** start Supplied entries **

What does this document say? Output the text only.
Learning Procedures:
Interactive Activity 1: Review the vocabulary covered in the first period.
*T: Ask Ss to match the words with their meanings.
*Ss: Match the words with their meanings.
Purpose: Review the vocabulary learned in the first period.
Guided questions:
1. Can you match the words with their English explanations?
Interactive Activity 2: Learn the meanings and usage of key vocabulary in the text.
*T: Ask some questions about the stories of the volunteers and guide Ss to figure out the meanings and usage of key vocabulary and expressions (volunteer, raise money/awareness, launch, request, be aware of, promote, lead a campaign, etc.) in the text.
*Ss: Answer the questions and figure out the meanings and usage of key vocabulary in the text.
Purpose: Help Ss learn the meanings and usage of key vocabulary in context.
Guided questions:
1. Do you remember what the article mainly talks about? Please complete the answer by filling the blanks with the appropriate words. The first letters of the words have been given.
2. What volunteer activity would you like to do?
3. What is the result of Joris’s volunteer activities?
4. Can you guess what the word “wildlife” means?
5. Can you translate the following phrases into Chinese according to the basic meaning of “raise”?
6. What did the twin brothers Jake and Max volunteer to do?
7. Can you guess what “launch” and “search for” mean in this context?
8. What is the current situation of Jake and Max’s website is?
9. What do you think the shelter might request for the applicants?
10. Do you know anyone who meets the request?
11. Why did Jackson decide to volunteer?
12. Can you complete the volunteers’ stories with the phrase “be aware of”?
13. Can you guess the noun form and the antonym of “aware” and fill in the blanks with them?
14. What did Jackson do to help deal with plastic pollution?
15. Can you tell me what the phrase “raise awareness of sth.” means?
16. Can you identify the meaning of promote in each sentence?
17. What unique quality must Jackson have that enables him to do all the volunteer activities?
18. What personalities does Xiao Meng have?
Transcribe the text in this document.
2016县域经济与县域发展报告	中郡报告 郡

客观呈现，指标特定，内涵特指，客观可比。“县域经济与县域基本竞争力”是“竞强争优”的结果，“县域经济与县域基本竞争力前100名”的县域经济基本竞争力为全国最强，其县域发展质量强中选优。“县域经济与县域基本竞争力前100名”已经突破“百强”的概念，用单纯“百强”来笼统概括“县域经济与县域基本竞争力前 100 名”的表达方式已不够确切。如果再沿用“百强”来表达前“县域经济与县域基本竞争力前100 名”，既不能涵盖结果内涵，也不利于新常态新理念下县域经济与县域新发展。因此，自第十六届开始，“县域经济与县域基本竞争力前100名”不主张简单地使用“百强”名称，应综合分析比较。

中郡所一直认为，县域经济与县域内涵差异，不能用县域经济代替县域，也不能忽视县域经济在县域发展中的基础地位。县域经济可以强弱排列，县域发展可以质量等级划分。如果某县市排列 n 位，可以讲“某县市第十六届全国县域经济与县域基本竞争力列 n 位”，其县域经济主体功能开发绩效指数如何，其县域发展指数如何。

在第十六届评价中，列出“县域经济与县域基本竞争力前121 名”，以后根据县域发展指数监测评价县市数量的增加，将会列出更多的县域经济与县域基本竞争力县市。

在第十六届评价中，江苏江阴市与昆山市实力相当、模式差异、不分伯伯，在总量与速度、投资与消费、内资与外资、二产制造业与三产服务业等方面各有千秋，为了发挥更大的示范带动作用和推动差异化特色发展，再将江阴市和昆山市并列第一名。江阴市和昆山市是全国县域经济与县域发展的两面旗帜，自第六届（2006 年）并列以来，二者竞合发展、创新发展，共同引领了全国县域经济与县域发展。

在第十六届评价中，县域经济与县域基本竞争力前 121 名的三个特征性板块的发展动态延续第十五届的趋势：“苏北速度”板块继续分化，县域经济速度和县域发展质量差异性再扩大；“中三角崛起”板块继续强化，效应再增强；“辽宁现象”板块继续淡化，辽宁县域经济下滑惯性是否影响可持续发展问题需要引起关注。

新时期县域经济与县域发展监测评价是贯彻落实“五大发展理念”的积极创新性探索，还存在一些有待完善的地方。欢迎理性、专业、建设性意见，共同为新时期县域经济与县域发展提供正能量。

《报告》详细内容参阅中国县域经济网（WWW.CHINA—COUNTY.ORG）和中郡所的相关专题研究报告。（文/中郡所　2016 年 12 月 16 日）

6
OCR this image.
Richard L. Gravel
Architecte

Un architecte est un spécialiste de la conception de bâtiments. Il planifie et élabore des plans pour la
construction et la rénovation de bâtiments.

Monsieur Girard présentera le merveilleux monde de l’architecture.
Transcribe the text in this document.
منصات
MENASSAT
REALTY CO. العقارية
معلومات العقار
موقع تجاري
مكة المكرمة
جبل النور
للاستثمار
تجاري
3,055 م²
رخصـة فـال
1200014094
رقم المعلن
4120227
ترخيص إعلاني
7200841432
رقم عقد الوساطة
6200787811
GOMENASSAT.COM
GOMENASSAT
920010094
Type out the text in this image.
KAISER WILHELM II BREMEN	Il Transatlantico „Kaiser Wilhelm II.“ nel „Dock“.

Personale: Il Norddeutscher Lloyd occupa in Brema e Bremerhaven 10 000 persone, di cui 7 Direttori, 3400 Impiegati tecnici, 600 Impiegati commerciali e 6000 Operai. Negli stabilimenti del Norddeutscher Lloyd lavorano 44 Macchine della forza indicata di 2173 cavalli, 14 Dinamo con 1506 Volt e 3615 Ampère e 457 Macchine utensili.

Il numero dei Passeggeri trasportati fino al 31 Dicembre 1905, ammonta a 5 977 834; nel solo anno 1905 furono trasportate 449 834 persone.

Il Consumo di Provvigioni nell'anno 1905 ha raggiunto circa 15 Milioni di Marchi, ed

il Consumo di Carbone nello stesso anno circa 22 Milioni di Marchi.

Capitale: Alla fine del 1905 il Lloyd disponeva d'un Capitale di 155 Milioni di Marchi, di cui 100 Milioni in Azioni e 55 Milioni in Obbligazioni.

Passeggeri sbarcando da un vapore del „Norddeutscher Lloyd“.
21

** end Supplied entries **

**What is needed:** Pull out every line above that holds the word "persone".

**Full answer:**
Personale: Il Norddeutscher Lloyd occupa in Brema e Bremerhaven 10 000 persone, di cui 7 Direttori, 3400 Impiegati tecnici, 600 Impiegati commerciali e 6000 Operai. Negli stabilimenti del Norddeutscher Lloyd lavorano 44 Macchine della forza indicata di 2173 cavalli, 14 Dinamo con 1506 Volt e 3615 Ampère e 457 Macchine utensili.
Il numero dei Passeggeri trasportati fino al 31 Dicembre 1905, ammonta a 5 977 834; nel solo anno 1905 furono trasportate 449 834 persone.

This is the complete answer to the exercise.